──────── Excerpt to read

In default of an oar, the bottom board may be taken up and used by being laid on the point of the stem, the boat going then stern first. Lightermen, on the Ouse, frequently scull their horse boats in this manner. We have sculled a whale boat with one oar over the quarter, i.e., in the crutch of the stroke oar, much as a gondolier does; but tholes or rowlocks cut in the streak above the gunwale would not admit of this. We give no directions for this or for the use of the plank. When the novice can keep his oar blade under water, he can easily learn how to adapt his new power to any emergency.
Paddling.
In paddling a canoe sit near the stern, looking forward, and with the paddle on your right side make a long fair stroke; never mind the deviation of her head to the left; but just before you lift your paddle from the water, feather the blade of it by turning the right hand inward from the wrist, turn the right elbow outward, and draw the left hand inward across your breast; this will “port your helm” and bring her to her course again.
If you have a mate who handles another paddle this is less needful; but it is well to learn to paddle your own canoe practically as well as metaphorically, single handed.
The kroomen about Sierra Leone use a canoe pointed at both ends and with a great sheer; this, to a novice, is much more difficult to keep to a true course, but a single krooman tossing his paddle from hand to hand, without missing a stroke, will make her fly direct as an arrow the way he means to go.
In the gunning boats on the Norfolk coasts, when strict silence is not needed, and in canoes of some other countries, a double-bladed paddle is used. The pole is grasped by both hands, like the balance-pole of a rope-dancer, and equal strokes are given alternately, or the course is changed by a more powerful stroke on the other side.
We have occasionally found that the power of handling the native paddle has been of great service, for when we have wished to cross a river to secure some specimen of wading bird, and the bargaining over the hire would have occupied half a day, we have cut the matter short by stepping into the canoe, paddling to the other side, shooting our bird, and making the owners a sufficient present on our return; and, while we advise that all travellers should most scrupulously regard the rights of the natives, we must also intimate that they will not gain the respect of savages by submitting tamely to extortion, or showing themselves in any way afraid to maintain their own.

────────────────

Assignment A: In the passage on sculling and paddling, who use a canoe pointed at both ends with a great sheer?
Assignment B: Please quote the passage on sculling and paddling from "The kroomen about" up to and including "means to go.".

──────── Excerpted records

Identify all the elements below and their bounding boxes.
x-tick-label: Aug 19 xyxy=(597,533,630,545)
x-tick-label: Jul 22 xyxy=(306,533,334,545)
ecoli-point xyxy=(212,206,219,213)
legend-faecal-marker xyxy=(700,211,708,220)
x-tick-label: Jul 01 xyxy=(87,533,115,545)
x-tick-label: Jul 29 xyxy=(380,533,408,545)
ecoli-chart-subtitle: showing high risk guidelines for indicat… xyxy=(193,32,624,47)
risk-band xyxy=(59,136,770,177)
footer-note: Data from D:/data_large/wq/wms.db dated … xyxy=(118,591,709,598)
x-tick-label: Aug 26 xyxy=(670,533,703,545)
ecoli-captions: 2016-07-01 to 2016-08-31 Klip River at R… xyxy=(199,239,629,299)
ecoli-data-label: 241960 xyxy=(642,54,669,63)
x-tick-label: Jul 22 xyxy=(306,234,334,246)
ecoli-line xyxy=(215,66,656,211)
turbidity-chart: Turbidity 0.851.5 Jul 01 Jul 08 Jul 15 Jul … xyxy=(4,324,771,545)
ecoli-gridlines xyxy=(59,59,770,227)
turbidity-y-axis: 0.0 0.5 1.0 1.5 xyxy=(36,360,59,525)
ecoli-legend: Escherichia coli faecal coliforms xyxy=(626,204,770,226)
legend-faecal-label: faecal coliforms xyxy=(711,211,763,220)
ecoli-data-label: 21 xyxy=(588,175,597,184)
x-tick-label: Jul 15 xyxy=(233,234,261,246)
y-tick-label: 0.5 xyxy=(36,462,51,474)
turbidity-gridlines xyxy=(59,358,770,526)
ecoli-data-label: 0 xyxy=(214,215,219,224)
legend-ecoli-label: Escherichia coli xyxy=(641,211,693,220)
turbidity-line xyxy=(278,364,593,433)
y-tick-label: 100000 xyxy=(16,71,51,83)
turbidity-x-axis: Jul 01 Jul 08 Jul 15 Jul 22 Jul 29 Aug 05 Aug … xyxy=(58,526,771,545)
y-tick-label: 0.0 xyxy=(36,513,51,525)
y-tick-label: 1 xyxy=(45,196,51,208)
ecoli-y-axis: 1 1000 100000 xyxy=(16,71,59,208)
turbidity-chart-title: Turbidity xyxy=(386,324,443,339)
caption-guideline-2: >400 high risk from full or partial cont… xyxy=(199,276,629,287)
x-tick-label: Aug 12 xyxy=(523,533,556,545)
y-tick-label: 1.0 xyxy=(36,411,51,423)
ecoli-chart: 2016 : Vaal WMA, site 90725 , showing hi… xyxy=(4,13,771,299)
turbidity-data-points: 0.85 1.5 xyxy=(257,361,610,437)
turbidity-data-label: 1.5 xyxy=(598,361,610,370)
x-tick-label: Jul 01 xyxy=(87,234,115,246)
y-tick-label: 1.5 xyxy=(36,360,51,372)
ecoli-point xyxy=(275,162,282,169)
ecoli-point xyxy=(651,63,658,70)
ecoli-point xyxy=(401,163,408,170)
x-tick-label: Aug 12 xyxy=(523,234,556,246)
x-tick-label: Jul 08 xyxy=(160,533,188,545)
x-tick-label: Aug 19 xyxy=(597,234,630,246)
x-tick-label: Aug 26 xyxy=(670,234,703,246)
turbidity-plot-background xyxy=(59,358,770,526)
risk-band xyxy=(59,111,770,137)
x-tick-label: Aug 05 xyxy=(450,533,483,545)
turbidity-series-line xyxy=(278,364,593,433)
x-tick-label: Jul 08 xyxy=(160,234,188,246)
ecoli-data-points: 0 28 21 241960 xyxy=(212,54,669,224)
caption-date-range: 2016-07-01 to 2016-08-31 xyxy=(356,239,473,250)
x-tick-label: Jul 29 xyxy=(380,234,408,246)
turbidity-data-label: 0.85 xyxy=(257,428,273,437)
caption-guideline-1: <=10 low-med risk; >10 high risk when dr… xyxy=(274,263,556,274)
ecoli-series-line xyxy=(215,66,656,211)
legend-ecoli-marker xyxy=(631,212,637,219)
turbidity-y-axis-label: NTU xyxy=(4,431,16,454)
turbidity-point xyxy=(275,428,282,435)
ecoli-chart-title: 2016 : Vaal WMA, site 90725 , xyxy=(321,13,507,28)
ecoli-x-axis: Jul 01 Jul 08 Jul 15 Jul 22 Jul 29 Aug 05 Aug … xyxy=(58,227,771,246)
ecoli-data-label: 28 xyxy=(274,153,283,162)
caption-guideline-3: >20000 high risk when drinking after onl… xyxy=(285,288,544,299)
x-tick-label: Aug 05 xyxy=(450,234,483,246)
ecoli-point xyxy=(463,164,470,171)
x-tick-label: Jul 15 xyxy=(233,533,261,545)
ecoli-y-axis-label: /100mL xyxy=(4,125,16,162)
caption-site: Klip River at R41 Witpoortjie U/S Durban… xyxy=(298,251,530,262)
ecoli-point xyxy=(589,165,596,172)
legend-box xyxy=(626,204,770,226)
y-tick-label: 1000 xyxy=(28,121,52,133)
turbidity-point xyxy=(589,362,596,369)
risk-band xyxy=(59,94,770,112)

────────────────

Problem solution A: The kroomen about Sierra Leone.

Problem solution B:
The kroomen about Sierra Leone use a canoe pointed at both ends and with a great sheer; this, to a novice, is much more difficult to keep to a true course, but a single krooman tossing his paddle from hand to hand, without missing a stroke, will make her fly direct as an arrow the way he means to go.